Data excerpts
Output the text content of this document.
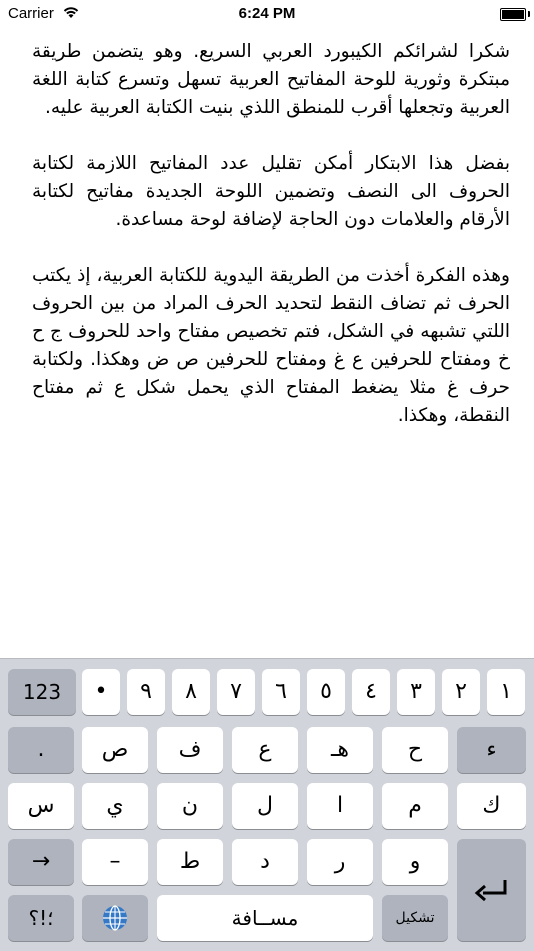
Carrier	6:24 PM

شكرا لشرائكم الكيبورد العربي السريع. وهو يتضمن طريقة مبتكرة وثورية للوحة المفاتيح العربية تسهل وتسرع كتابة اللغة العربية وتجعلها أقرب للمنطق اللذي بنيت الكتابة العربية عليه.

بفضل هذا الابتكار أمكن تقليل عدد المفاتيح اللازمة لكتابة الحروف الى النصف وتضمين اللوحة الجديدة مفاتيح لكتابة الأرقام والعلامات دون الحاجة لإضافة لوحة مساعدة.

وهذه الفكرة أخذت من الطريقة اليدوية للكتابة العربية، إذ يكتب الحرف ثم تضاف النقط لتحديد الحرف المراد من بين الحروف اللتي تشبهه في الشكل، فتم تخصيص مفتاح واحد للحروف ج ح خ ومفتاح للحرفين ع غ ومفتاح للحرفين ص ض وهكذا. ولكتابة حرف غ مثلا يضغط المفتاح الذي يحمل شكل ع ثم مفتاح النقطة، وهكذا.

123 • ٩ ٨ ٧ ٦ ٥ ٤ ٣ ٢ ١
.	ص ف	ع	هـ	ح	ء
س ي	ن	ل	ا	م	ك
→	–	ط	د	ر	و
؛!؟	مســافة	تشكيل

■ Goal ■
Of the lines in this material, state how many hold the string "المفاتيح". Write no other words.

■ Answer below ■
2